>> Begin INFORMATION SUPPLIED

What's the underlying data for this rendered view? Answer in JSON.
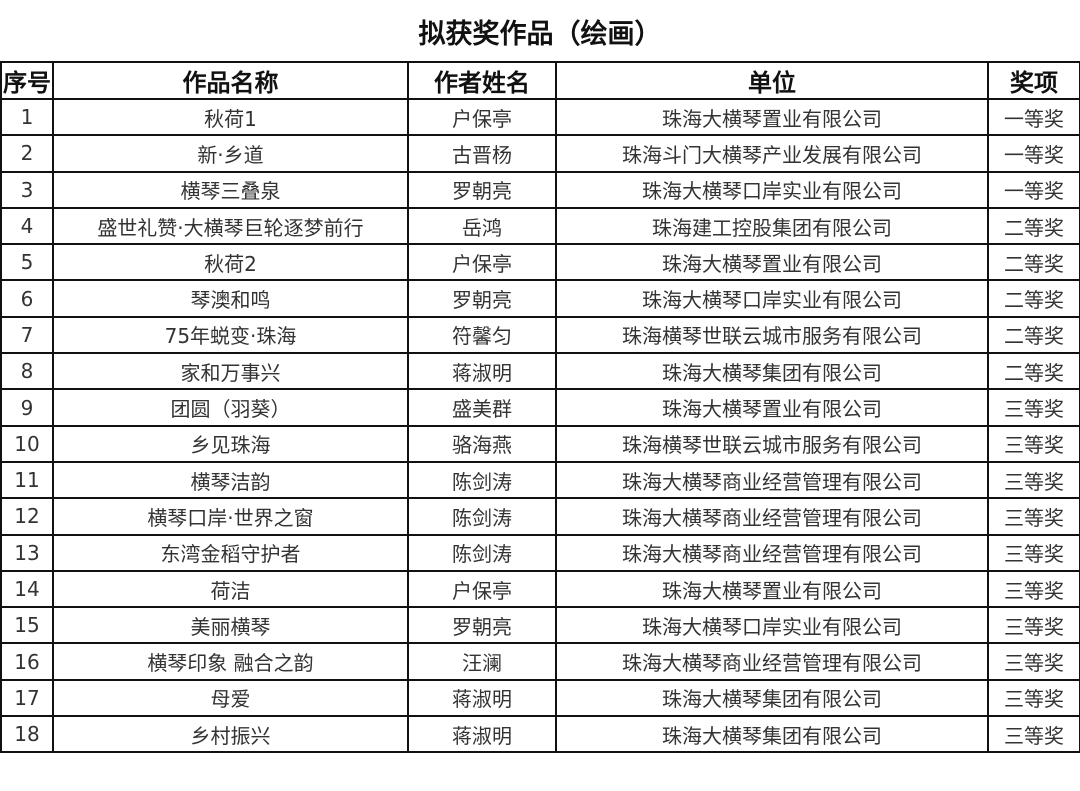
{
  "title": "拟获奖作品（绘画）",
  "columns": [
    "序号",
    "作品名称",
    "作者姓名",
    "单位",
    "奖项"
  ],
  "rows": [
    [
      "1",
      "秋荷1",
      "户保亭",
      "珠海大横琴置业有限公司",
      "一等奖"
    ],
    [
      "2",
      "新·乡道",
      "古晋杨",
      "珠海斗门大横琴产业发展有限公司",
      "一等奖"
    ],
    [
      "3",
      "横琴三叠泉",
      "罗朝亮",
      "珠海大横琴口岸实业有限公司",
      "一等奖"
    ],
    [
      "4",
      "盛世礼赞·大横琴巨轮逐梦前行",
      "岳鸿",
      "珠海建工控股集团有限公司",
      "二等奖"
    ],
    [
      "5",
      "秋荷2",
      "户保亭",
      "珠海大横琴置业有限公司",
      "二等奖"
    ],
    [
      "6",
      "琴澳和鸣",
      "罗朝亮",
      "珠海大横琴口岸实业有限公司",
      "二等奖"
    ],
    [
      "7",
      "75年蜕变·珠海",
      "符馨匀",
      "珠海横琴世联云城市服务有限公司",
      "二等奖"
    ],
    [
      "8",
      "家和万事兴",
      "蒋淑明",
      "珠海大横琴集团有限公司",
      "二等奖"
    ],
    [
      "9",
      "团圆（羽葵）",
      "盛美群",
      "珠海大横琴置业有限公司",
      "三等奖"
    ],
    [
      "10",
      "乡见珠海",
      "骆海燕",
      "珠海横琴世联云城市服务有限公司",
      "三等奖"
    ],
    [
      "11",
      "横琴洁韵",
      "陈剑涛",
      "珠海大横琴商业经营管理有限公司",
      "三等奖"
    ],
    [
      "12",
      "横琴口岸·世界之窗",
      "陈剑涛",
      "珠海大横琴商业经营管理有限公司",
      "三等奖"
    ],
    [
      "13",
      "东湾金稻守护者",
      "陈剑涛",
      "珠海大横琴商业经营管理有限公司",
      "三等奖"
    ],
    [
      "14",
      "荷洁",
      "户保亭",
      "珠海大横琴置业有限公司",
      "三等奖"
    ],
    [
      "15",
      "美丽横琴",
      "罗朝亮",
      "珠海大横琴口岸实业有限公司",
      "三等奖"
    ],
    [
      "16",
      "横琴印象 融合之韵",
      "汪澜",
      "珠海大横琴商业经营管理有限公司",
      "三等奖"
    ],
    [
      "17",
      "母爱",
      "蒋淑明",
      "珠海大横琴集团有限公司",
      "三等奖"
    ],
    [
      "18",
      "乡村振兴",
      "蒋淑明",
      "珠海大横琴集团有限公司",
      "三等奖"
    ]
  ]
}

>> End INFORMATION SUPPLIED

- [EXERCISE]
Copy out all the records exactly, excluding pictures.

- [FINAL RESULT]
What's the underlying data for this rendered view? Answer in JSON.
{
  "title": "拟获奖作品（绘画）",
  "columns": [
    "序号",
    "作品名称",
    "作者姓名",
    "单位",
    "奖项"
  ],
  "rows": [
    [
      "1",
      "秋荷1",
      "户保亭",
      "珠海大横琴置业有限公司",
      "一等奖"
    ],
    [
      "2",
      "新·乡道",
      "古晋杨",
      "珠海斗门大横琴产业发展有限公司",
      "一等奖"
    ],
    [
      "3",
      "横琴三叠泉",
      "罗朝亮",
      "珠海大横琴口岸实业有限公司",
      "一等奖"
    ],
    [
      "4",
      "盛世礼赞·大横琴巨轮逐梦前行",
      "岳鸿",
      "珠海建工控股集团有限公司",
      "二等奖"
    ],
    [
      "5",
      "秋荷2",
      "户保亭",
      "珠海大横琴置业有限公司",
      "二等奖"
    ],
    [
      "6",
      "琴澳和鸣",
      "罗朝亮",
      "珠海大横琴口岸实业有限公司",
      "二等奖"
    ],
    [
      "7",
      "75年蜕变·珠海",
      "符馨匀",
      "珠海横琴世联云城市服务有限公司",
      "二等奖"
    ],
    [
      "8",
      "家和万事兴",
      "蒋淑明",
      "珠海大横琴集团有限公司",
      "二等奖"
    ],
    [
      "9",
      "团圆（羽葵）",
      "盛美群",
      "珠海大横琴置业有限公司",
      "三等奖"
    ],
    [
      "10",
      "乡见珠海",
      "骆海燕",
      "珠海横琴世联云城市服务有限公司",
      "三等奖"
    ],
    [
      "11",
      "横琴洁韵",
      "陈剑涛",
      "珠海大横琴商业经营管理有限公司",
      "三等奖"
    ],
    [
      "12",
      "横琴口岸·世界之窗",
      "陈剑涛",
      "珠海大横琴商业经营管理有限公司",
      "三等奖"
    ],
    [
      "13",
      "东湾金稻守护者",
      "陈剑涛",
      "珠海大横琴商业经营管理有限公司",
      "三等奖"
    ],
    [
      "14",
      "荷洁",
      "户保亭",
      "珠海大横琴置业有限公司",
      "三等奖"
    ],
    [
      "15",
      "美丽横琴",
      "罗朝亮",
      "珠海大横琴口岸实业有限公司",
      "三等奖"
    ],
    [
      "16",
      "横琴印象 融合之韵",
      "汪澜",
      "珠海大横琴商业经营管理有限公司",
      "三等奖"
    ],
    [
      "17",
      "母爱",
      "蒋淑明",
      "珠海大横琴集团有限公司",
      "三等奖"
    ],
    [
      "18",
      "乡村振兴",
      "蒋淑明",
      "珠海大横琴集团有限公司",
      "三等奖"
    ]
  ]
}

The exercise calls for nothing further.